## Start

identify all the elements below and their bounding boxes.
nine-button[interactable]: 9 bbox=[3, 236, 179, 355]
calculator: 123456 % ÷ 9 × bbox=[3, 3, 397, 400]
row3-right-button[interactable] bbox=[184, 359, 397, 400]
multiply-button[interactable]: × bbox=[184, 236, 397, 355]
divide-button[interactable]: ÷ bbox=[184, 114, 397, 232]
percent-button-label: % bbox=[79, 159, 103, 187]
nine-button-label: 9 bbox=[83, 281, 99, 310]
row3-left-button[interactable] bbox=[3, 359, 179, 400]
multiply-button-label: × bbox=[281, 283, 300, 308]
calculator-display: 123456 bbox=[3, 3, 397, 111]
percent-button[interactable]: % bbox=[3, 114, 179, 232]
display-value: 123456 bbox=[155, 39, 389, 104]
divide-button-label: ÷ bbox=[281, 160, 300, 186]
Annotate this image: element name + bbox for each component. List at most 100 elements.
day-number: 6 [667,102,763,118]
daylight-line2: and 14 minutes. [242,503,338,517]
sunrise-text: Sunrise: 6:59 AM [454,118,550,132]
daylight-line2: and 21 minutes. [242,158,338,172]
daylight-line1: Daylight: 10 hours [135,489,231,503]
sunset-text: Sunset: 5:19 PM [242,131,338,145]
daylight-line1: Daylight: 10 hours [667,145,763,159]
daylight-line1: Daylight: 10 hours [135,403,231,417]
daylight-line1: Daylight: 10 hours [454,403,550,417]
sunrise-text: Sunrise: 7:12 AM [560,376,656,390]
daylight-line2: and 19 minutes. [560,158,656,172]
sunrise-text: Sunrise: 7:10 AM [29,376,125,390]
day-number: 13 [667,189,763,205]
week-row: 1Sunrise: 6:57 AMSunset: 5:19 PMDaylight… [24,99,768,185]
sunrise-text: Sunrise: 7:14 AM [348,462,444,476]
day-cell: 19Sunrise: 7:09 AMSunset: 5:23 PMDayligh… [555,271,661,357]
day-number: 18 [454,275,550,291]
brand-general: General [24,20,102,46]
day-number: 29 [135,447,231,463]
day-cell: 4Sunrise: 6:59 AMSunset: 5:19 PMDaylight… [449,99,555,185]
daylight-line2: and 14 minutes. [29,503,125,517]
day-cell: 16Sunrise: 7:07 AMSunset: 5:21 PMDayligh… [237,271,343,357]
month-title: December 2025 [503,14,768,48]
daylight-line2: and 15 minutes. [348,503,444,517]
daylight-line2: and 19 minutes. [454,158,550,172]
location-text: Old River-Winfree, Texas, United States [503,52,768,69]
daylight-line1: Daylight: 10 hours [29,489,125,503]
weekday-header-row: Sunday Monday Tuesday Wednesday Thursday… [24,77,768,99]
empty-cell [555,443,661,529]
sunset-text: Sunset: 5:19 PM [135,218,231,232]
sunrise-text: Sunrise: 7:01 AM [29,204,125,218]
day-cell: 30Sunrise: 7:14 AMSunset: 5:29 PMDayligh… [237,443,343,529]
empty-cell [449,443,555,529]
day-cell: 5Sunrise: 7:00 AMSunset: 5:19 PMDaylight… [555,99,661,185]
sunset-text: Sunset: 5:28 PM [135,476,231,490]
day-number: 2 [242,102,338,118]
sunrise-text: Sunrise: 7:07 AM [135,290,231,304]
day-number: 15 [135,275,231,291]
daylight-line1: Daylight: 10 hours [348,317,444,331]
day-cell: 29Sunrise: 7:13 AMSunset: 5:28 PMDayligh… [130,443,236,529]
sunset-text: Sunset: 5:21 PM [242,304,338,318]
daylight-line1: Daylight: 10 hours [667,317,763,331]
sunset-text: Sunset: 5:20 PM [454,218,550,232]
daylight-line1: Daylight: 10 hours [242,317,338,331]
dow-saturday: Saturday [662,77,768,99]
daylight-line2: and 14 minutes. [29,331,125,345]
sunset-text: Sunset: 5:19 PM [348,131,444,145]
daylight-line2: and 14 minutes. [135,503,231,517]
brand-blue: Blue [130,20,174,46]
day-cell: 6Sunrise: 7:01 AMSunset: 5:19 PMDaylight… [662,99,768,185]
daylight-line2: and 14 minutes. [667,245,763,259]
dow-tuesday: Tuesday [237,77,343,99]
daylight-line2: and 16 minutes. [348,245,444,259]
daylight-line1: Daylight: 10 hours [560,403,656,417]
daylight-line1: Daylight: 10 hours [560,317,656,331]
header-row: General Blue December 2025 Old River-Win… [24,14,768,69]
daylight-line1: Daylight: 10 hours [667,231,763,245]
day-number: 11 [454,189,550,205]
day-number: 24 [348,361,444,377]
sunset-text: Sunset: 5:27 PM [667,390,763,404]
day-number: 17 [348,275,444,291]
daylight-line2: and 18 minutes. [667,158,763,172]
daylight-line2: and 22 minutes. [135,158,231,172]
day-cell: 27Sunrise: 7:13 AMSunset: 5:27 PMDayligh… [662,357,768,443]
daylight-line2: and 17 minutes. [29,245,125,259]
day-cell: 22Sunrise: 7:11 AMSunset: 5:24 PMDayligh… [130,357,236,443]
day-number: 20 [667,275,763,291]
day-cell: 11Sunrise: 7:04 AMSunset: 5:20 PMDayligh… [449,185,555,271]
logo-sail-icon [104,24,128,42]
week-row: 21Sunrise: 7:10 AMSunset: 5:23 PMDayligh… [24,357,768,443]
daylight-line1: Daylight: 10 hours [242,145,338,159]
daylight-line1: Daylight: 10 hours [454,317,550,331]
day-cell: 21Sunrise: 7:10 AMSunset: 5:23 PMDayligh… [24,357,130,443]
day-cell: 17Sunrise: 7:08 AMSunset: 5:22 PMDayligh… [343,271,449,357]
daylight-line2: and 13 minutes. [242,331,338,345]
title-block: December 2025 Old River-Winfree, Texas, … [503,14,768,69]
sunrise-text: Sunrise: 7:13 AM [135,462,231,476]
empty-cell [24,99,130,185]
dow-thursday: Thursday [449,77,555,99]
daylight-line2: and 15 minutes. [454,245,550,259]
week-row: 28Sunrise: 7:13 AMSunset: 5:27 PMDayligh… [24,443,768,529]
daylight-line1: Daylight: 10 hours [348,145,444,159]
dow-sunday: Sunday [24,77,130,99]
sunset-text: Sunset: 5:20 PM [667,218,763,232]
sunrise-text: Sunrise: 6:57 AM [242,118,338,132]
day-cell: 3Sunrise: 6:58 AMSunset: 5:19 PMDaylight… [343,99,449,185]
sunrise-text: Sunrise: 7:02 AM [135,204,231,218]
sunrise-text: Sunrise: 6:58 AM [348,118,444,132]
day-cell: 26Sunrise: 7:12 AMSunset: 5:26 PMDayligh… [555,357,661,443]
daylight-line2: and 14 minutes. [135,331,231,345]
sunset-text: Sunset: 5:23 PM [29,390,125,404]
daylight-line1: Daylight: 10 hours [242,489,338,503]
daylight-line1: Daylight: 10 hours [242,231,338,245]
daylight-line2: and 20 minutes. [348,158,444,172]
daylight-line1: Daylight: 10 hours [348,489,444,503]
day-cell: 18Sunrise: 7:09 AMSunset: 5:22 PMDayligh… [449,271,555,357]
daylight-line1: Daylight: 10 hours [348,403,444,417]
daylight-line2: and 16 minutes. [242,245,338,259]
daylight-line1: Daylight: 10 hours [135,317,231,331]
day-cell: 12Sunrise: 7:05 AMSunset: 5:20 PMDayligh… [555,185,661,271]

## End

Reproduce every line of the records above verbatim, without changing anything.

identify all the elements below and their bounding boxes.
nine-button[interactable]: 9 bbox=[3, 236, 179, 355]
calculator: 123456 % ÷ 9 × bbox=[3, 3, 397, 400]
row3-right-button[interactable] bbox=[184, 359, 397, 400]
multiply-button[interactable]: × bbox=[184, 236, 397, 355]
divide-button[interactable]: ÷ bbox=[184, 114, 397, 232]
percent-button-label: % bbox=[79, 159, 103, 187]
nine-button-label: 9 bbox=[83, 281, 99, 310]
row3-left-button[interactable] bbox=[3, 359, 179, 400]
multiply-button-label: × bbox=[281, 283, 300, 308]
calculator-display: 123456 bbox=[3, 3, 397, 111]
percent-button[interactable]: % bbox=[3, 114, 179, 232]
display-value: 123456 bbox=[155, 39, 389, 104]
divide-button-label: ÷ bbox=[281, 160, 300, 186]
Annotate this image: element name + bbox for each component. List at most 100 elements.
day-number: 6 [667,102,763,118]
daylight-line2: and 14 minutes. [242,503,338,517]
sunrise-text: Sunrise: 6:59 AM [454,118,550,132]
daylight-line2: and 21 minutes. [242,158,338,172]
daylight-line1: Daylight: 10 hours [135,489,231,503]
sunset-text: Sunset: 5:19 PM [242,131,338,145]
daylight-line1: Daylight: 10 hours [667,145,763,159]
daylight-line1: Daylight: 10 hours [135,403,231,417]
daylight-line1: Daylight: 10 hours [454,403,550,417]
sunrise-text: Sunrise: 7:12 AM [560,376,656,390]
daylight-line2: and 19 minutes. [560,158,656,172]
sunrise-text: Sunrise: 7:10 AM [29,376,125,390]
day-number: 13 [667,189,763,205]
week-row: 1Sunrise: 6:57 AMSunset: 5:19 PMDaylight… [24,99,768,185]
sunrise-text: Sunrise: 7:14 AM [348,462,444,476]
day-cell: 19Sunrise: 7:09 AMSunset: 5:23 PMDayligh… [555,271,661,357]
day-number: 18 [454,275,550,291]
brand-general: General [24,20,102,46]
day-number: 29 [135,447,231,463]
day-cell: 4Sunrise: 6:59 AMSunset: 5:19 PMDaylight… [449,99,555,185]
daylight-line2: and 14 minutes. [29,503,125,517]
day-cell: 16Sunrise: 7:07 AMSunset: 5:21 PMDayligh… [237,271,343,357]
month-title: December 2025 [503,14,768,48]
daylight-line2: and 15 minutes. [348,503,444,517]
daylight-line2: and 19 minutes. [454,158,550,172]
location-text: Old River-Winfree, Texas, United States [503,52,768,69]
daylight-line1: Daylight: 10 hours [29,489,125,503]
weekday-header-row: Sunday Monday Tuesday Wednesday Thursday… [24,77,768,99]
empty-cell [555,443,661,529]
sunset-text: Sunset: 5:19 PM [135,218,231,232]
sunrise-text: Sunrise: 7:01 AM [29,204,125,218]
day-cell: 30Sunrise: 7:14 AMSunset: 5:29 PMDayligh… [237,443,343,529]
empty-cell [449,443,555,529]
day-cell: 5Sunrise: 7:00 AMSunset: 5:19 PMDaylight… [555,99,661,185]
sunset-text: Sunset: 5:28 PM [135,476,231,490]
day-number: 2 [242,102,338,118]
sunrise-text: Sunrise: 7:07 AM [135,290,231,304]
day-number: 15 [135,275,231,291]
daylight-line1: Daylight: 10 hours [348,317,444,331]
day-cell: 29Sunrise: 7:13 AMSunset: 5:28 PMDayligh… [130,443,236,529]
sunset-text: Sunset: 5:21 PM [242,304,338,318]
daylight-line1: Daylight: 10 hours [667,317,763,331]
sunset-text: Sunset: 5:20 PM [454,218,550,232]
daylight-line1: Daylight: 10 hours [242,317,338,331]
dow-saturday: Saturday [662,77,768,99]
daylight-line2: and 14 minutes. [29,331,125,345]
sunset-text: Sunset: 5:19 PM [348,131,444,145]
daylight-line2: and 14 minutes. [135,503,231,517]
brand-blue: Blue [130,20,174,46]
day-cell: 6Sunrise: 7:01 AMSunset: 5:19 PMDaylight… [662,99,768,185]
daylight-line2: and 14 minutes. [667,245,763,259]
dow-tuesday: Tuesday [237,77,343,99]
daylight-line2: and 16 minutes. [348,245,444,259]
daylight-line1: Daylight: 10 hours [560,403,656,417]
daylight-line1: Daylight: 10 hours [560,317,656,331]
header-row: General Blue December 2025 Old River-Win… [24,14,768,69]
daylight-line1: Daylight: 10 hours [667,231,763,245]
day-number: 11 [454,189,550,205]
day-number: 24 [348,361,444,377]
sunset-text: Sunset: 5:27 PM [667,390,763,404]
day-number: 17 [348,275,444,291]
daylight-line2: and 18 minutes. [667,158,763,172]
daylight-line2: and 22 minutes. [135,158,231,172]
day-cell: 27Sunrise: 7:13 AMSunset: 5:27 PMDayligh… [662,357,768,443]
daylight-line2: and 17 minutes. [29,245,125,259]
day-cell: 22Sunrise: 7:11 AMSunset: 5:24 PMDayligh… [130,357,236,443]
day-number: 20 [667,275,763,291]
day-cell: 11Sunrise: 7:04 AMSunset: 5:20 PMDayligh… [449,185,555,271]
logo-sail-icon [104,24,128,42]
week-row: 21Sunrise: 7:10 AMSunset: 5:23 PMDayligh… [24,357,768,443]
daylight-line1: Daylight: 10 hours [242,145,338,159]
daylight-line1: Daylight: 10 hours [454,317,550,331]
day-cell: 21Sunrise: 7:10 AMSunset: 5:23 PMDayligh… [24,357,130,443]
day-cell: 17Sunrise: 7:08 AMSunset: 5:22 PMDayligh… [343,271,449,357]
daylight-line2: and 13 minutes. [242,331,338,345]
title-block: December 2025 Old River-Winfree, Texas, … [503,14,768,69]
sunrise-text: Sunrise: 7:13 AM [135,462,231,476]
empty-cell [24,99,130,185]
dow-thursday: Thursday [449,77,555,99]
daylight-line2: and 15 minutes. [454,245,550,259]
week-row: 28Sunrise: 7:13 AMSunset: 5:27 PMDayligh… [24,443,768,529]
daylight-line1: Daylight: 10 hours [348,145,444,159]
dow-sunday: Sunday [24,77,130,99]
sunset-text: Sunset: 5:20 PM [667,218,763,232]
sunrise-text: Sunrise: 6:57 AM [242,118,338,132]
day-cell: 3Sunrise: 6:58 AMSunset: 5:19 PMDaylight… [343,99,449,185]
sunrise-text: Sunrise: 7:02 AM [135,204,231,218]
sunrise-text: Sunrise: 6:58 AM [348,118,444,132]
day-cell: 26Sunrise: 7:12 AMSunset: 5:26 PMDayligh… [555,357,661,443]
daylight-line2: and 14 minutes. [135,331,231,345]
sunset-text: Sunset: 5:23 PM [29,390,125,404]
daylight-line1: Daylight: 10 hours [242,489,338,503]
daylight-line1: Daylight: 10 hours [242,231,338,245]
daylight-line2: and 20 minutes. [348,158,444,172]
daylight-line1: Daylight: 10 hours [348,489,444,503]
day-cell: 18Sunrise: 7:09 AMSunset: 5:22 PMDayligh… [449,271,555,357]
daylight-line1: Daylight: 10 hours [348,403,444,417]
daylight-line2: and 16 minutes. [242,245,338,259]
daylight-line1: Daylight: 10 hours [135,317,231,331]
day-cell: 12Sunrise: 7:05 AMSunset: 5:20 PMDayligh… [555,185,661,271]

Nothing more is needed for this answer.